> **Aim of the task**:
Pull out every line with the word "distribution".

> **Supplied data**:
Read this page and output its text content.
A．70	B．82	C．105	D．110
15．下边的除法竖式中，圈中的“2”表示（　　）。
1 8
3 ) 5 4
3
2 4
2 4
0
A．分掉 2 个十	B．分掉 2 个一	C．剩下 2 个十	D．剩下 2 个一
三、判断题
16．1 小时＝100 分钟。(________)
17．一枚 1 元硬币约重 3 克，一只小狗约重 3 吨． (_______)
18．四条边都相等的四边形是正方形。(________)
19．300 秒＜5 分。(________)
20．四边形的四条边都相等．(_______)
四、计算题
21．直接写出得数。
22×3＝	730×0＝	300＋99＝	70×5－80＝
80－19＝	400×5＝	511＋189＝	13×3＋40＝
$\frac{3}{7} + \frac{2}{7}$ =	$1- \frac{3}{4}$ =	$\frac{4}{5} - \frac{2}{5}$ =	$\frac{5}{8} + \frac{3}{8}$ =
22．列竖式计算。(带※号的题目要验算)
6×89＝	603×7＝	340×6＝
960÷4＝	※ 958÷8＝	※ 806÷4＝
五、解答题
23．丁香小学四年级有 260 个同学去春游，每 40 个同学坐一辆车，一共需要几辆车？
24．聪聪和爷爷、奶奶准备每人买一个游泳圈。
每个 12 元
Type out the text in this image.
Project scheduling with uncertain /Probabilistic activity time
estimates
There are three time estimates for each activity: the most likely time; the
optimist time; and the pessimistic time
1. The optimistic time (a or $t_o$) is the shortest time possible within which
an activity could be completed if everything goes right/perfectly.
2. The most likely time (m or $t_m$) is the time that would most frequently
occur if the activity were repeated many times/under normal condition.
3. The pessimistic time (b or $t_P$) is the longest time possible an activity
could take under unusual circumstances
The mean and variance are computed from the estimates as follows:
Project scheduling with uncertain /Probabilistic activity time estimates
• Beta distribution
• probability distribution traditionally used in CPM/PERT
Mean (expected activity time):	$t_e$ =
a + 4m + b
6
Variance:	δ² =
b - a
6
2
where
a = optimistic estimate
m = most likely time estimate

> **Solved problem**:
• Beta distribution
• probability distribution traditionally used in CPM/PERT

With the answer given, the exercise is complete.